*Task brief*. Pictures do not belong in the copy; transcribe everything else in the records exactly.

*Given records*.
◆ ◆ ◆ ◆ ◆

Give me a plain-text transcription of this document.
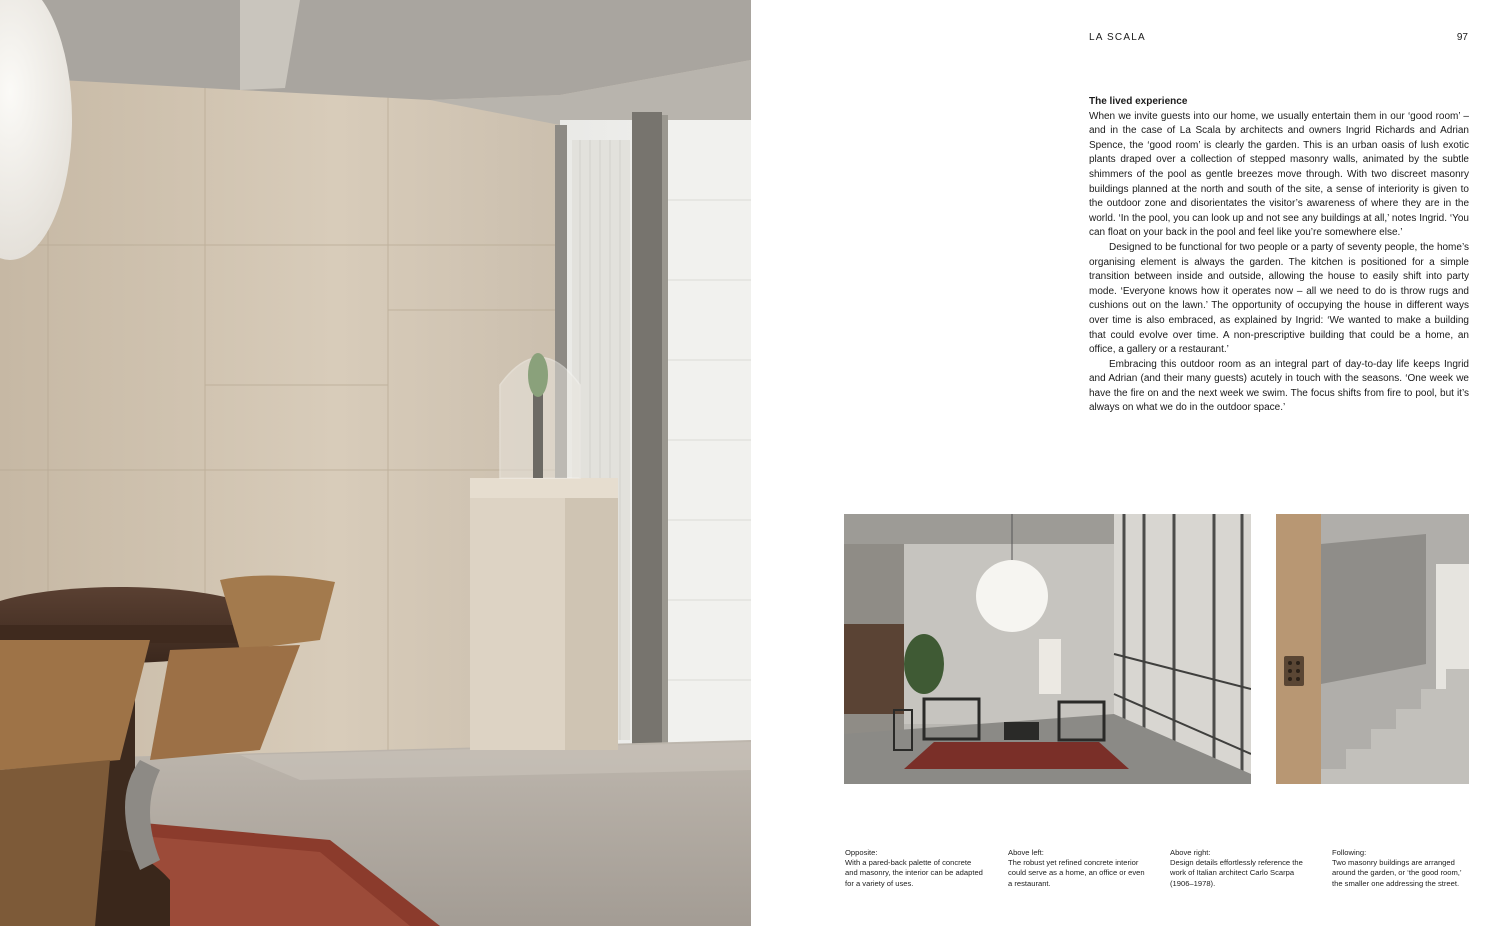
LA SCALA	97
The lived experience

When we invite guests into our home, we usually entertain them in our ‘good room’ – and in the case of La Scala by architects and owners Ingrid Richards and Adrian Spence, the ‘good room’ is clearly the garden. This is an urban oasis of lush exotic plants draped over a collection of stepped masonry walls, animated by the subtle shimmers of the pool as gentle breezes move through. With two discreet masonry buildings planned at the north and south of the site, a sense of interiority is given to the outdoor zone and disorientates the visitor’s awareness of where they are in the world. ‘In the pool, you can look up and not see any buildings at all,’ notes Ingrid. ‘You can float on your back in the pool and feel like you’re somewhere else.’

Designed to be functional for two people or a party of seventy people, the home’s organising element is always the garden. The kitchen is positioned for a simple transition between inside and outside, allowing the house to easily shift into party mode. ‘Everyone knows how it operates now – all we need to do is throw rugs and cushions out on the lawn.’ The opportunity of occupying the house in different ways over time is also embraced, as explained by Ingrid: ‘We wanted to make a building that could evolve over time. A non-prescriptive building that could be a home, an office, a gallery or a restaurant.’

Embracing this outdoor room as an integral part of day-to-day life keeps Ingrid and Adrian (and their many guests) acutely in touch with the seasons. ‘One week we have the fire on and the next week we swim. The focus shifts from fire to pool, but it’s always on what we do in the outdoor space.’

Opposite:
With a pared-back palette of concrete and masonry, the interior can be adapted for a variety of uses.
Above left:
The robust yet refined concrete interior could serve as a home, an office or even a restaurant.
Above right:
Design details effortlessly reference the work of Italian architect Carlo Scarpa (1906–1978).
Following:
Two masonry buildings are arranged around the garden, or ‘the good room,’ the smaller one addressing the street.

◆ ◆ ◆ ◆ ◆

*Response*.
Give me a plain-text transcription of this document.
LA SCALA	97
The lived experience

When we invite guests into our home, we usually entertain them in our ‘good room’ – and in the case of La Scala by architects and owners Ingrid Richards and Adrian Spence, the ‘good room’ is clearly the garden. This is an urban oasis of lush exotic plants draped over a collection of stepped masonry walls, animated by the subtle shimmers of the pool as gentle breezes move through. With two discreet masonry buildings planned at the north and south of the site, a sense of interiority is given to the outdoor zone and disorientates the visitor’s awareness of where they are in the world. ‘In the pool, you can look up and not see any buildings at all,’ notes Ingrid. ‘You can float on your back in the pool and feel like you’re somewhere else.’

Designed to be functional for two people or a party of seventy people, the home’s organising element is always the garden. The kitchen is positioned for a simple transition between inside and outside, allowing the house to easily shift into party mode. ‘Everyone knows how it operates now – all we need to do is throw rugs and cushions out on the lawn.’ The opportunity of occupying the house in different ways over time is also embraced, as explained by Ingrid: ‘We wanted to make a building that could evolve over time. A non-prescriptive building that could be a home, an office, a gallery or a restaurant.’

Embracing this outdoor room as an integral part of day-to-day life keeps Ingrid and Adrian (and their many guests) acutely in touch with the seasons. ‘One week we have the fire on and the next week we swim. The focus shifts from fire to pool, but it’s always on what we do in the outdoor space.’

Opposite:
With a pared-back palette of concrete and masonry, the interior can be adapted for a variety of uses.
Above left:
The robust yet refined concrete interior could serve as a home, an office or even a restaurant.
Above right:
Design details effortlessly reference the work of Italian architect Carlo Scarpa (1906–1978).
Following:
Two masonry buildings are arranged around the garden, or ‘the good room,’ the smaller one addressing the street.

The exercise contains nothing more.